**Directions**. Isolate every line in the data with the string "cables" and copy it.

Stored data entries:
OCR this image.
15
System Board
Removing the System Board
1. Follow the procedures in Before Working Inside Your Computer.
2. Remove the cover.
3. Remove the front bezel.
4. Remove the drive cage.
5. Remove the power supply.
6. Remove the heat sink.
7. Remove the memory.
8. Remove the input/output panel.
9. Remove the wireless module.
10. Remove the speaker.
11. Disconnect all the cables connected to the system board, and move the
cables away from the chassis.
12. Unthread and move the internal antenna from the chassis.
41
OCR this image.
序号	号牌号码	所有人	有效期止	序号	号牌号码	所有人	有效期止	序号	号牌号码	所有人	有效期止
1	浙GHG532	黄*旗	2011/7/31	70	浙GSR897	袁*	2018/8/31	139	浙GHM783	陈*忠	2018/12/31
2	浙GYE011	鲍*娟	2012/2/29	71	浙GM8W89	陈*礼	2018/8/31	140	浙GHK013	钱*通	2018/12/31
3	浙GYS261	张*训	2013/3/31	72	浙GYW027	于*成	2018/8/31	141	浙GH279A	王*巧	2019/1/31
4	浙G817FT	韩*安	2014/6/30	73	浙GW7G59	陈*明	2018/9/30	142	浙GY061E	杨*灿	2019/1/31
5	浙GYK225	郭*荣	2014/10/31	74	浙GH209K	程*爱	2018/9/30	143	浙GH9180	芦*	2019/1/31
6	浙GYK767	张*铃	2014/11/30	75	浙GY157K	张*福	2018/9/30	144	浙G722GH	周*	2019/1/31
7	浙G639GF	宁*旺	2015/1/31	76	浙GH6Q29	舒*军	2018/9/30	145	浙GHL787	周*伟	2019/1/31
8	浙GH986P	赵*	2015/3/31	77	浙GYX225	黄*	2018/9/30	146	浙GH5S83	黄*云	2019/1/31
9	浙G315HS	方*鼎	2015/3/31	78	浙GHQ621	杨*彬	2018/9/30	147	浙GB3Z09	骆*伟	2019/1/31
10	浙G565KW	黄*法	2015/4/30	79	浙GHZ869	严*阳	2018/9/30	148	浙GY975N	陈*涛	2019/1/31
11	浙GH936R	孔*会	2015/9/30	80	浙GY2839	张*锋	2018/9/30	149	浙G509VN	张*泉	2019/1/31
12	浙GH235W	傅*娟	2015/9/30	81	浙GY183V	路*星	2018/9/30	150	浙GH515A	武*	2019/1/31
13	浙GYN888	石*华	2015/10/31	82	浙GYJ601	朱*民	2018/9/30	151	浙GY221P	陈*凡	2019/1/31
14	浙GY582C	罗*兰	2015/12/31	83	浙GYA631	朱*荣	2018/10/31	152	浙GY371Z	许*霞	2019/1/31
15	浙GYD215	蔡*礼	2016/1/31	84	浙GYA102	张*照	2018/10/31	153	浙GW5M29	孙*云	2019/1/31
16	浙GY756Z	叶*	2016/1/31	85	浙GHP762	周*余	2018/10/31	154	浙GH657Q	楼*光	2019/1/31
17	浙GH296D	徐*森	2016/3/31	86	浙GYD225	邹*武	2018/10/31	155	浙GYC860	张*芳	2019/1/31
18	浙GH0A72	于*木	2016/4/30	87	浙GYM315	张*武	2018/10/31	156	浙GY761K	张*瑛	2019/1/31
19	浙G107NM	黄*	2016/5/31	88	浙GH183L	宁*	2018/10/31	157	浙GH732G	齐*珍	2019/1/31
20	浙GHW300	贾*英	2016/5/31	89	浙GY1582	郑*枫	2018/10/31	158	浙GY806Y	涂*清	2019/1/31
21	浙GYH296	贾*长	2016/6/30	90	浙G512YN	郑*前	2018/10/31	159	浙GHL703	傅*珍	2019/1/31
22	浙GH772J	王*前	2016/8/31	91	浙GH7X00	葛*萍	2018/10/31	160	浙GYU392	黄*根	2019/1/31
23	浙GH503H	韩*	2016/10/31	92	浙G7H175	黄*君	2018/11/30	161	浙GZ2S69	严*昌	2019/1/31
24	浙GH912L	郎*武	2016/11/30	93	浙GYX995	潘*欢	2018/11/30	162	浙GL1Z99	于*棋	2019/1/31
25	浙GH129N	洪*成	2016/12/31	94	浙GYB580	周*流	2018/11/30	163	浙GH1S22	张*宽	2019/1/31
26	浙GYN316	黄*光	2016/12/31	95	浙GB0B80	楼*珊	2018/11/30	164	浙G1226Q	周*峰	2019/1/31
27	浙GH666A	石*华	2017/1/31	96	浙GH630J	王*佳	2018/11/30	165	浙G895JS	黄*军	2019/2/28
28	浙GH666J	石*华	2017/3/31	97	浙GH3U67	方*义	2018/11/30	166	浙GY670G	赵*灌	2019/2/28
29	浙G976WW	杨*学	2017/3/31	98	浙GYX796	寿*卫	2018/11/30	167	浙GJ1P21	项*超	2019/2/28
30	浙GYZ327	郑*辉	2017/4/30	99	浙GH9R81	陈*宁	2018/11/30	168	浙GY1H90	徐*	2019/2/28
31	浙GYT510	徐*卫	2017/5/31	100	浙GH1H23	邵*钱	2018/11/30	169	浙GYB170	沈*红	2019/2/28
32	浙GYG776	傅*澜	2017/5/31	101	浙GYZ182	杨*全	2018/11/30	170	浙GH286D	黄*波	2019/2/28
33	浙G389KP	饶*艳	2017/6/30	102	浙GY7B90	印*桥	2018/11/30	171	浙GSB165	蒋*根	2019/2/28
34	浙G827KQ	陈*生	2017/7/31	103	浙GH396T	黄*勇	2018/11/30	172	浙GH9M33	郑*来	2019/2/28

**Result below**.
11. Disconnect all the cables connected to the system board, and move the
cables away from the chassis.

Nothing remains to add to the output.